## EXERCISE MATERIALS
···
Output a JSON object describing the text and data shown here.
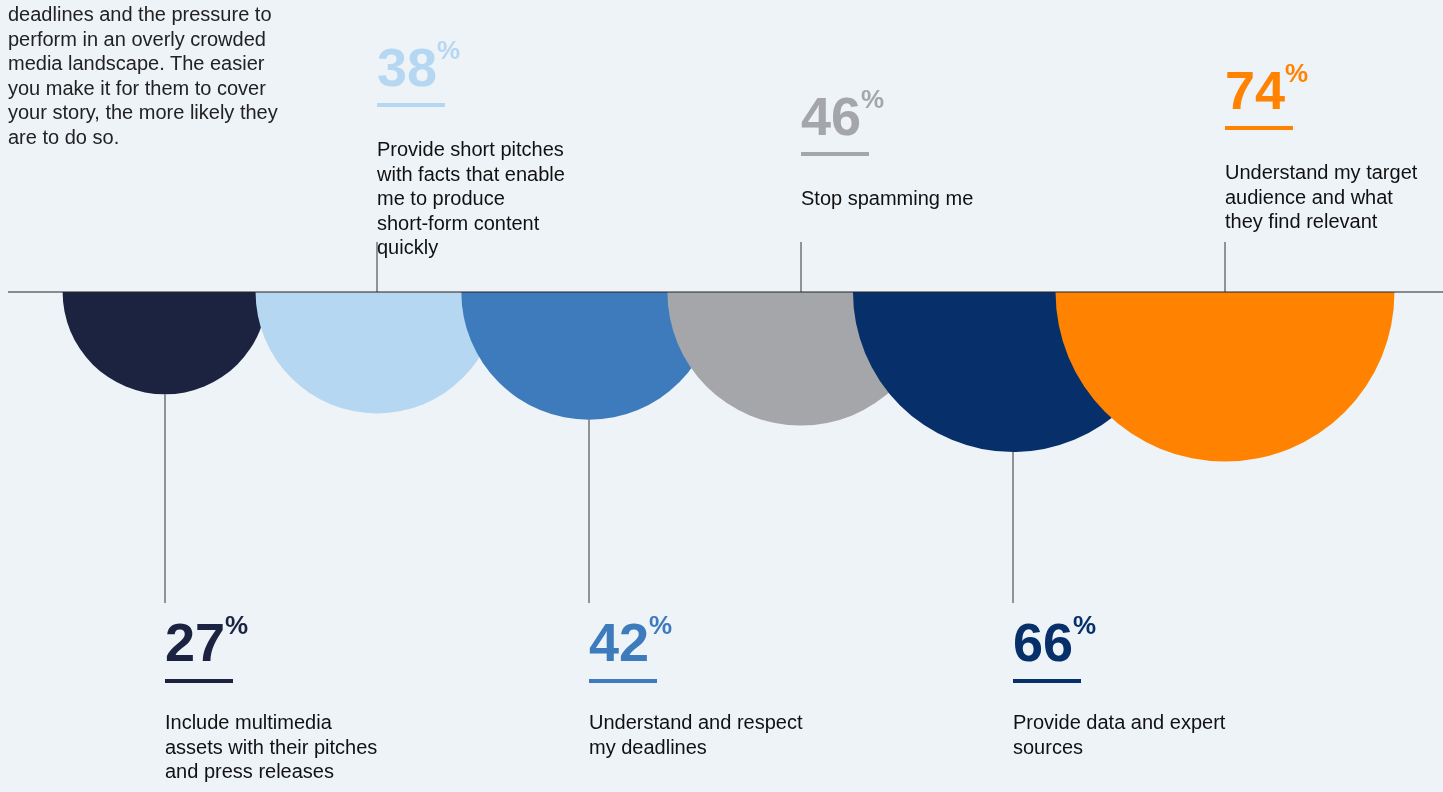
{
  "chart_data": {
    "type": "other",
    "categories": [
      "Include multimedia assets with their pitches and press releases",
      "Provide short pitches with facts that enable me to produce short-form content quickly",
      "Understand and respect my deadlines",
      "Stop spamming me",
      "Provide data and expert sources",
      "Understand my target audience and what they find relevant"
    ],
    "values": [
      27,
      38,
      42,
      46,
      66,
      74
    ],
    "value_labels": [
      "27%",
      "38%",
      "42%",
      "46%",
      "66%",
      "74%"
    ],
    "colors": [
      "#1b2340",
      "#b5d7f1",
      "#3d7bbd",
      "#a5a6a9",
      "#07306a",
      "#ff8200"
    ],
    "annotations": [
      "deadlines and the pressure to perform in an overly crowded media landscape. The easier you make it for them to cover your story, the more likely they are to do so."
    ]
  }
}
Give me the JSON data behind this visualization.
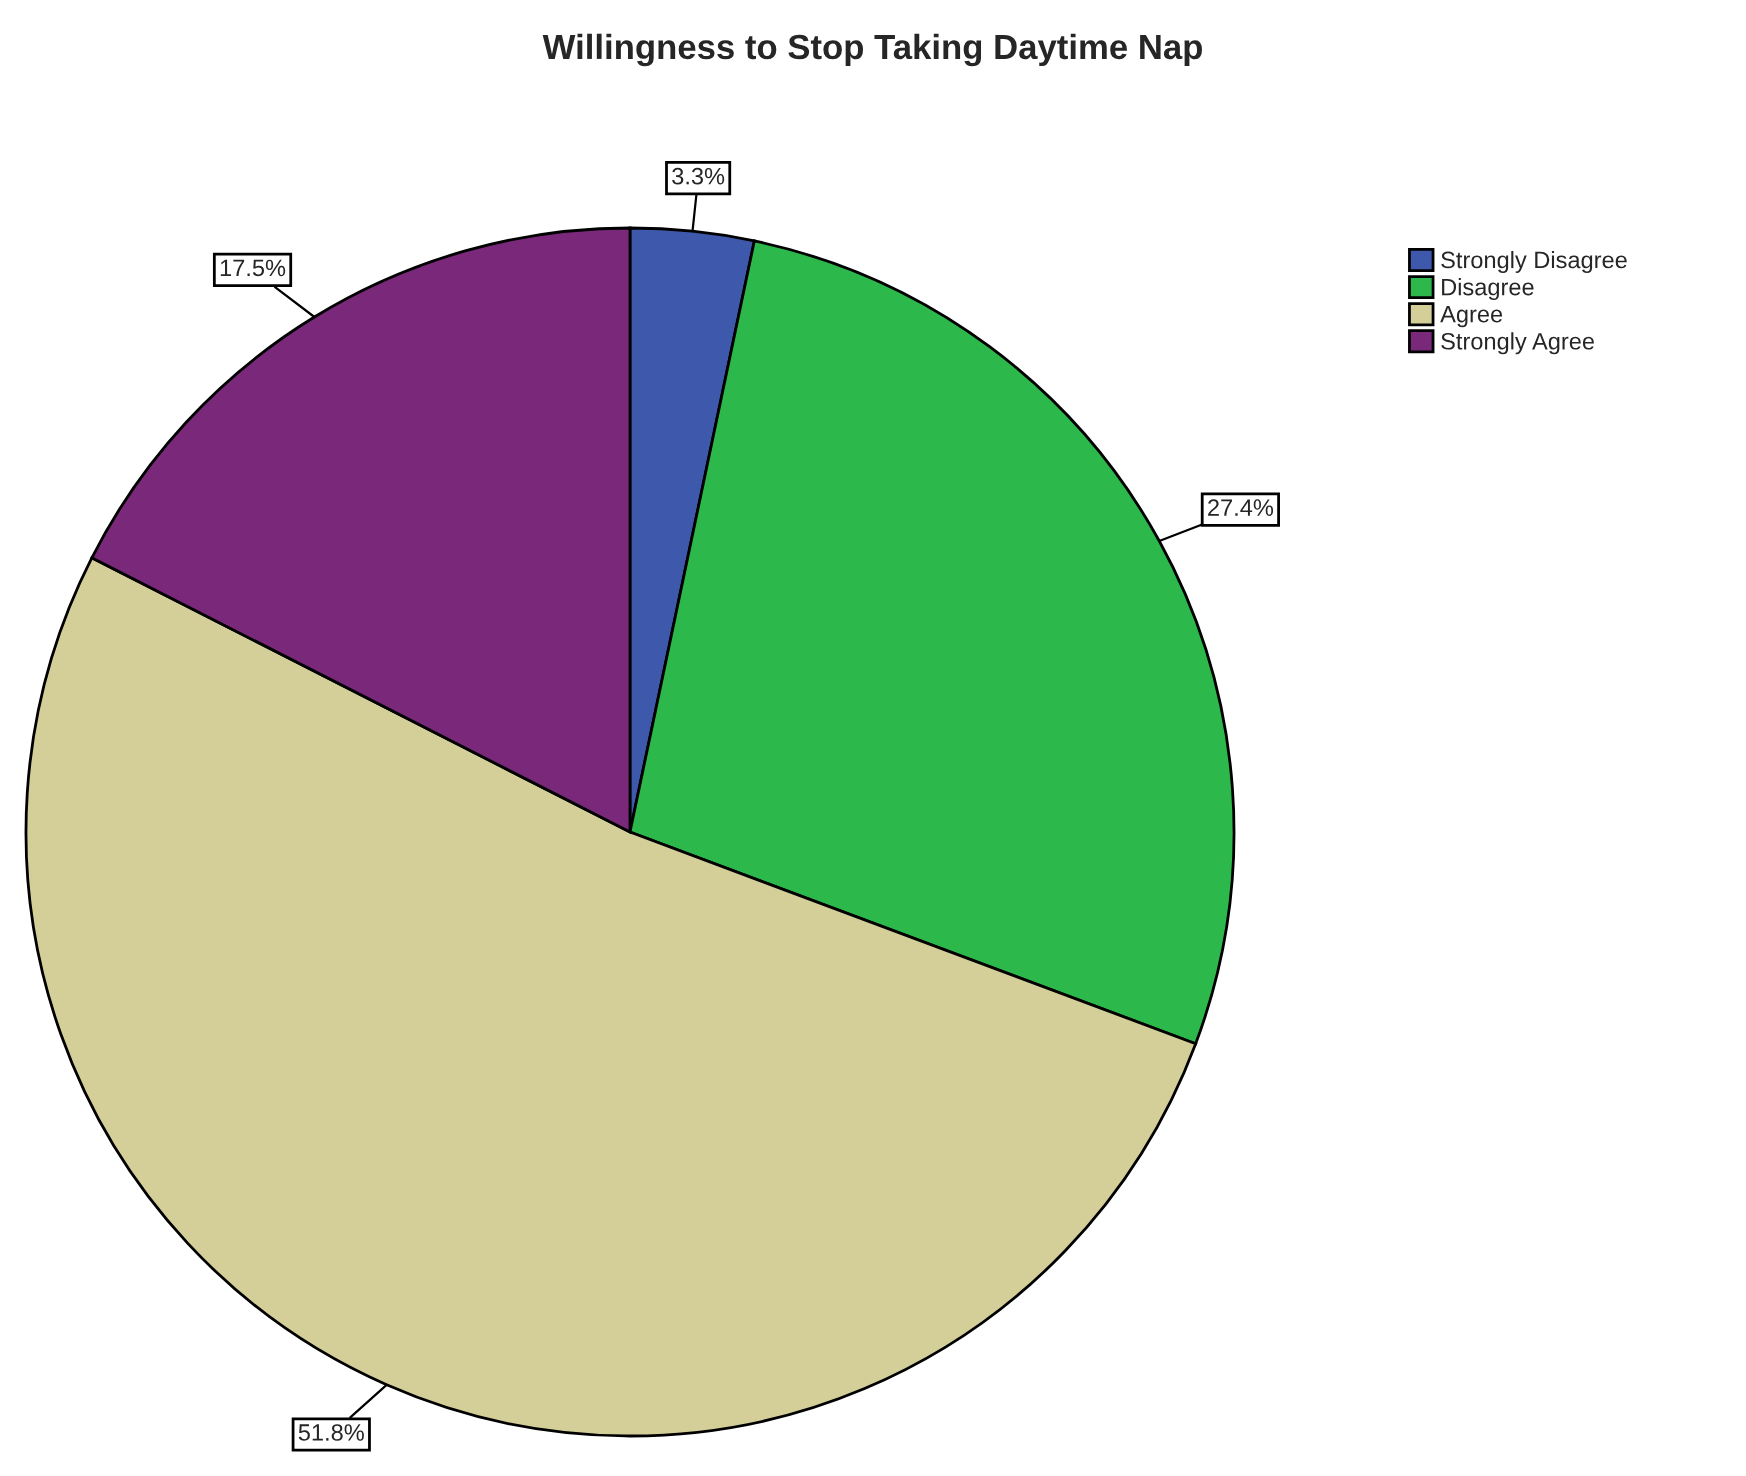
{
  "chart_data": {
    "type": "pie",
    "title": "Willingness to Stop Taking Daytime Nap",
    "categories": [
      "Strongly Disagree",
      "Disagree",
      "Agree",
      "Strongly Agree"
    ],
    "values": [
      3.3,
      27.4,
      51.8,
      17.5
    ],
    "colors": [
      "#3e58ac",
      "#2db84b",
      "#d4cf98",
      "#79287a"
    ],
    "value_labels": [
      "3.3%",
      "27.4%",
      "51.8%",
      "17.5%"
    ],
    "legend": "top right"
  }
}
···
## STATED PROBLEM
Locate the word "JSON" in the entries, and copy every line where it is found.

## TASK SOLUTION
Output a JSON object describing the text and data shown here.
Give me the JSON data behind this visualization.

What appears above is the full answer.